[Records about charts and figures]
▼

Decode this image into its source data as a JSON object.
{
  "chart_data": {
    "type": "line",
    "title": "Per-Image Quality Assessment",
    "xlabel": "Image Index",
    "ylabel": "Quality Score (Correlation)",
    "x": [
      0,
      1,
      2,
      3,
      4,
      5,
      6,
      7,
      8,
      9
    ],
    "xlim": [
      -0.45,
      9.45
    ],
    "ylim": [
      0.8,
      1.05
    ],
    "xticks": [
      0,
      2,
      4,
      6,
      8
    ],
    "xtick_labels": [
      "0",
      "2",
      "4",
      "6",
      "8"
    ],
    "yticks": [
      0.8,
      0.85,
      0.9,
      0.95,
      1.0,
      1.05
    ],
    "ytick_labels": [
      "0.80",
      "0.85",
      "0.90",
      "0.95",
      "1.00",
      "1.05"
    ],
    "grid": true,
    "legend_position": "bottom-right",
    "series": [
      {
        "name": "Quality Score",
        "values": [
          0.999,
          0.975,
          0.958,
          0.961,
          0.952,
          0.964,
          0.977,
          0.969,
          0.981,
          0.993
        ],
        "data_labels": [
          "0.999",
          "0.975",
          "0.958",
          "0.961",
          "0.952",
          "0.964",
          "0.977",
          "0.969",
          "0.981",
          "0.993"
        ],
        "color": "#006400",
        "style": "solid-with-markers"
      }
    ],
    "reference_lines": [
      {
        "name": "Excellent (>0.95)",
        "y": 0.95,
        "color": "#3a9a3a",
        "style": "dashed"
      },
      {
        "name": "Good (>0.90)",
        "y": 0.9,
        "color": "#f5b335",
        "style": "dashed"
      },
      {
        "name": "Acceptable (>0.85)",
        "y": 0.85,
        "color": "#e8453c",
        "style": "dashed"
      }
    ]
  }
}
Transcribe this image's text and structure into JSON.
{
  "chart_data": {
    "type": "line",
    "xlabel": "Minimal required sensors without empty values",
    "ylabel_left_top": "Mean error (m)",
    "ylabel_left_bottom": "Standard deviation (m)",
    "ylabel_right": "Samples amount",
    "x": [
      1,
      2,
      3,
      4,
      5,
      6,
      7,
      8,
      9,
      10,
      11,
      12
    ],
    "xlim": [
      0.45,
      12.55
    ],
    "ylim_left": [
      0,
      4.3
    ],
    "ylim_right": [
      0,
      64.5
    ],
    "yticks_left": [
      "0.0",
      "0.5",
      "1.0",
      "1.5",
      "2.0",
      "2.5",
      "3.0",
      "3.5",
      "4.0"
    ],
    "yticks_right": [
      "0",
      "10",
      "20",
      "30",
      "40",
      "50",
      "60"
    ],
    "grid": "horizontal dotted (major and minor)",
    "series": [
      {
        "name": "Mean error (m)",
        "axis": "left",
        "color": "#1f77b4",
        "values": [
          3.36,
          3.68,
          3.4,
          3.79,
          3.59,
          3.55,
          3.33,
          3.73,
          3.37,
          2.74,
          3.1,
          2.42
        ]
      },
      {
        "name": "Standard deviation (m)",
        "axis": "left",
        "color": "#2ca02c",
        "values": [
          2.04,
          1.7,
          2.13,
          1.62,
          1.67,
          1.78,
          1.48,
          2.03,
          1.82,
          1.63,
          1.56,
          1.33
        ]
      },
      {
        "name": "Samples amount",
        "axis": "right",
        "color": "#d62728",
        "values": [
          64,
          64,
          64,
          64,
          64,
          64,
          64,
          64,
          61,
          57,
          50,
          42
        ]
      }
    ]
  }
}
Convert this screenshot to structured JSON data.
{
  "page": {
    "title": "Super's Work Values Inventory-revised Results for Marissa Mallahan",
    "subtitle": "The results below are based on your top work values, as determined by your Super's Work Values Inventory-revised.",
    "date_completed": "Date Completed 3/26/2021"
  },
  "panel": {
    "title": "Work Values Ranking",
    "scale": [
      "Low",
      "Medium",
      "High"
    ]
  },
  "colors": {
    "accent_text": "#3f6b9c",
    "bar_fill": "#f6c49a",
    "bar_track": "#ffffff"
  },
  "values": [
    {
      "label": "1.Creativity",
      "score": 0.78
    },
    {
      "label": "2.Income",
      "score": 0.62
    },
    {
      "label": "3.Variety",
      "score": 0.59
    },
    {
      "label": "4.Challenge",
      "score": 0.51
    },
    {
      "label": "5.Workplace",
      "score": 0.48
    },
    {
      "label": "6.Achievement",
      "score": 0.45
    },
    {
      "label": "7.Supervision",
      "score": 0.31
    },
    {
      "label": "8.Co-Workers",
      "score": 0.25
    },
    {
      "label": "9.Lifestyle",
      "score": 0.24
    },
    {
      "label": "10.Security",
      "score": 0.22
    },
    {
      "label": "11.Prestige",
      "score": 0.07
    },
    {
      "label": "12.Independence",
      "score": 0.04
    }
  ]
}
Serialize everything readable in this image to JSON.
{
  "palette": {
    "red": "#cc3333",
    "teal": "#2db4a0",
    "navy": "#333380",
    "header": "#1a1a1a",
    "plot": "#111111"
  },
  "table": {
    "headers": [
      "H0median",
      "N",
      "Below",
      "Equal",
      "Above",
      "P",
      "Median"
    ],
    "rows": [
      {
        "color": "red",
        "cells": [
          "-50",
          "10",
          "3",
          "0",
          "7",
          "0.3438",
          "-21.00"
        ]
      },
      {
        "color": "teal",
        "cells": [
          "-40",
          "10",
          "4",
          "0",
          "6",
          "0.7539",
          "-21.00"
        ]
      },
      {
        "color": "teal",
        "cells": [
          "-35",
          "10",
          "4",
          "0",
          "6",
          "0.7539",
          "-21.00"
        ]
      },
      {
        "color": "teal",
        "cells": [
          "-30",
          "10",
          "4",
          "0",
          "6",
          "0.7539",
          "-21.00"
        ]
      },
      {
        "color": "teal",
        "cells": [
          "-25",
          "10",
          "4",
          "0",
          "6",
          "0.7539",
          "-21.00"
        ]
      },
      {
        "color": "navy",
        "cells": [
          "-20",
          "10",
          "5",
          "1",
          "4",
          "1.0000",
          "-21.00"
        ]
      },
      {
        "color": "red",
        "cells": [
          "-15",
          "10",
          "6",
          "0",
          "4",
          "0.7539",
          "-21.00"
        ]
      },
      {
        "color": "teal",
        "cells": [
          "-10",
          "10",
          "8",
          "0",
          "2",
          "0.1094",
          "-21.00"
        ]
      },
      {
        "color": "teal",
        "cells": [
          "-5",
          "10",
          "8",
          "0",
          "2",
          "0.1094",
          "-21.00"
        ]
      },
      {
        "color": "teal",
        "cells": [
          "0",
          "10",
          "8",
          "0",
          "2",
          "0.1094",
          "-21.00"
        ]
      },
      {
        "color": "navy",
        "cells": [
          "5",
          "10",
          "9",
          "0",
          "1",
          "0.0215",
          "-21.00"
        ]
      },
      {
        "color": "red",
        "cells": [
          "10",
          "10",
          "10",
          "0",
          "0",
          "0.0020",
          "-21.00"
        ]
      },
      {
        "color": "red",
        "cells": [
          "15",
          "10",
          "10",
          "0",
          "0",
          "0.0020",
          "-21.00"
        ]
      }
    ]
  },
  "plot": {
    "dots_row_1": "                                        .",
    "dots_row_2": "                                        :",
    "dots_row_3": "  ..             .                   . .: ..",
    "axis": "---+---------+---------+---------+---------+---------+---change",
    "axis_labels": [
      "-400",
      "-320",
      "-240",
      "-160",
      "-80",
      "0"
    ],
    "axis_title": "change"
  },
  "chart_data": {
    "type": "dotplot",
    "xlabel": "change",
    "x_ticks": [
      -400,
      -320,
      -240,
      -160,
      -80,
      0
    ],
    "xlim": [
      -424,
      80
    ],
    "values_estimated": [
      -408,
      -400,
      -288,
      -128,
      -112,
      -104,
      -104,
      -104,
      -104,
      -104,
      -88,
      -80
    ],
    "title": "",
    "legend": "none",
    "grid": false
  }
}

▲

Description of the task - Every line of the records above needs to be given again exactly.

The solution -
Decode this image into its source data as a JSON object.
{
  "chart_data": {
    "type": "line",
    "title": "Per-Image Quality Assessment",
    "xlabel": "Image Index",
    "ylabel": "Quality Score (Correlation)",
    "x": [
      0,
      1,
      2,
      3,
      4,
      5,
      6,
      7,
      8,
      9
    ],
    "xlim": [
      -0.45,
      9.45
    ],
    "ylim": [
      0.8,
      1.05
    ],
    "xticks": [
      0,
      2,
      4,
      6,
      8
    ],
    "xtick_labels": [
      "0",
      "2",
      "4",
      "6",
      "8"
    ],
    "yticks": [
      0.8,
      0.85,
      0.9,
      0.95,
      1.0,
      1.05
    ],
    "ytick_labels": [
      "0.80",
      "0.85",
      "0.90",
      "0.95",
      "1.00",
      "1.05"
    ],
    "grid": true,
    "legend_position": "bottom-right",
    "series": [
      {
        "name": "Quality Score",
        "values": [
          0.999,
          0.975,
          0.958,
          0.961,
          0.952,
          0.964,
          0.977,
          0.969,
          0.981,
          0.993
        ],
        "data_labels": [
          "0.999",
          "0.975",
          "0.958",
          "0.961",
          "0.952",
          "0.964",
          "0.977",
          "0.969",
          "0.981",
          "0.993"
        ],
        "color": "#006400",
        "style": "solid-with-markers"
      }
    ],
    "reference_lines": [
      {
        "name": "Excellent (>0.95)",
        "y": 0.95,
        "color": "#3a9a3a",
        "style": "dashed"
      },
      {
        "name": "Good (>0.90)",
        "y": 0.9,
        "color": "#f5b335",
        "style": "dashed"
      },
      {
        "name": "Acceptable (>0.85)",
        "y": 0.85,
        "color": "#e8453c",
        "style": "dashed"
      }
    ]
  }
}
Transcribe this image's text and structure into JSON.
{
  "chart_data": {
    "type": "line",
    "xlabel": "Minimal required sensors without empty values",
    "ylabel_left_top": "Mean error (m)",
    "ylabel_left_bottom": "Standard deviation (m)",
    "ylabel_right": "Samples amount",
    "x": [
      1,
      2,
      3,
      4,
      5,
      6,
      7,
      8,
      9,
      10,
      11,
      12
    ],
    "xlim": [
      0.45,
      12.55
    ],
    "ylim_left": [
      0,
      4.3
    ],
    "ylim_right": [
      0,
      64.5
    ],
    "yticks_left": [
      "0.0",
      "0.5",
      "1.0",
      "1.5",
      "2.0",
      "2.5",
      "3.0",
      "3.5",
      "4.0"
    ],
    "yticks_right": [
      "0",
      "10",
      "20",
      "30",
      "40",
      "50",
      "60"
    ],
    "grid": "horizontal dotted (major and minor)",
    "series": [
      {
        "name": "Mean error (m)",
        "axis": "left",
        "color": "#1f77b4",
        "values": [
          3.36,
          3.68,
          3.4,
          3.79,
          3.59,
          3.55,
          3.33,
          3.73,
          3.37,
          2.74,
          3.1,
          2.42
        ]
      },
      {
        "name": "Standard deviation (m)",
        "axis": "left",
        "color": "#2ca02c",
        "values": [
          2.04,
          1.7,
          2.13,
          1.62,
          1.67,
          1.78,
          1.48,
          2.03,
          1.82,
          1.63,
          1.56,
          1.33
        ]
      },
      {
        "name": "Samples amount",
        "axis": "right",
        "color": "#d62728",
        "values": [
          64,
          64,
          64,
          64,
          64,
          64,
          64,
          64,
          61,
          57,
          50,
          42
        ]
      }
    ]
  }
}
Convert this screenshot to structured JSON data.
{
  "page": {
    "title": "Super's Work Values Inventory-revised Results for Marissa Mallahan",
    "subtitle": "The results below are based on your top work values, as determined by your Super's Work Values Inventory-revised.",
    "date_completed": "Date Completed 3/26/2021"
  },
  "panel": {
    "title": "Work Values Ranking",
    "scale": [
      "Low",
      "Medium",
      "High"
    ]
  },
  "colors": {
    "accent_text": "#3f6b9c",
    "bar_fill": "#f6c49a",
    "bar_track": "#ffffff"
  },
  "values": [
    {
      "label": "1.Creativity",
      "score": 0.78
    },
    {
      "label": "2.Income",
      "score": 0.62
    },
    {
      "label": "3.Variety",
      "score": 0.59
    },
    {
      "label": "4.Challenge",
      "score": 0.51
    },
    {
      "label": "5.Workplace",
      "score": 0.48
    },
    {
      "label": "6.Achievement",
      "score": 0.45
    },
    {
      "label": "7.Supervision",
      "score": 0.31
    },
    {
      "label": "8.Co-Workers",
      "score": 0.25
    },
    {
      "label": "9.Lifestyle",
      "score": 0.24
    },
    {
      "label": "10.Security",
      "score": 0.22
    },
    {
      "label": "11.Prestige",
      "score": 0.07
    },
    {
      "label": "12.Independence",
      "score": 0.04
    }
  ]
}
Serialize everything readable in this image to JSON.
{
  "palette": {
    "red": "#cc3333",
    "teal": "#2db4a0",
    "navy": "#333380",
    "header": "#1a1a1a",
    "plot": "#111111"
  },
  "table": {
    "headers": [
      "H0median",
      "N",
      "Below",
      "Equal",
      "Above",
      "P",
      "Median"
    ],
    "rows": [
      {
        "color": "red",
        "cells": [
          "-50",
          "10",
          "3",
          "0",
          "7",
          "0.3438",
          "-21.00"
        ]
      },
      {
        "color": "teal",
        "cells": [
          "-40",
          "10",
          "4",
          "0",
          "6",
          "0.7539",
          "-21.00"
        ]
      },
      {
        "color": "teal",
        "cells": [
          "-35",
          "10",
          "4",
          "0",
          "6",
          "0.7539",
          "-21.00"
        ]
      },
      {
        "color": "teal",
        "cells": [
          "-30",
          "10",
          "4",
          "0",
          "6",
          "0.7539",
          "-21.00"
        ]
      },
      {
        "color": "teal",
        "cells": [
          "-25",
          "10",
          "4",
          "0",
          "6",
          "0.7539",
          "-21.00"
        ]
      },
      {
        "color": "navy",
        "cells": [
          "-20",
          "10",
          "5",
          "1",
          "4",
          "1.0000",
          "-21.00"
        ]
      },
      {
        "color": "red",
        "cells": [
          "-15",
          "10",
          "6",
          "0",
          "4",
          "0.7539",
          "-21.00"
        ]
      },
      {
        "color": "teal",
        "cells": [
          "-10",
          "10",
          "8",
          "0",
          "2",
          "0.1094",
          "-21.00"
        ]
      },
      {
        "color": "teal",
        "cells": [
          "-5",
          "10",
          "8",
          "0",
          "2",
          "0.1094",
          "-21.00"
        ]
      },
      {
        "color": "teal",
        "cells": [
          "0",
          "10",
          "8",
          "0",
          "2",
          "0.1094",
          "-21.00"
        ]
      },
      {
        "color": "navy",
        "cells": [
          "5",
          "10",
          "9",
          "0",
          "1",
          "0.0215",
          "-21.00"
        ]
      },
      {
        "color": "red",
        "cells": [
          "10",
          "10",
          "10",
          "0",
          "0",
          "0.0020",
          "-21.00"
        ]
      },
      {
        "color": "red",
        "cells": [
          "15",
          "10",
          "10",
          "0",
          "0",
          "0.0020",
          "-21.00"
        ]
      }
    ]
  },
  "plot": {
    "dots_row_1": "                                        .",
    "dots_row_2": "                                        :",
    "dots_row_3": "  ..             .                   . .: ..",
    "axis": "---+---------+---------+---------+---------+---------+---change",
    "axis_labels": [
      "-400",
      "-320",
      "-240",
      "-160",
      "-80",
      "0"
    ],
    "axis_title": "change"
  },
  "chart_data": {
    "type": "dotplot",
    "xlabel": "change",
    "x_ticks": [
      -400,
      -320,
      -240,
      -160,
      -80,
      0
    ],
    "xlim": [
      -424,
      80
    ],
    "values_estimated": [
      -408,
      -400,
      -288,
      -128,
      -112,
      -104,
      -104,
      -104,
      -104,
      -104,
      -88,
      -80
    ],
    "title": "",
    "legend": "none",
    "grid": false
  }
}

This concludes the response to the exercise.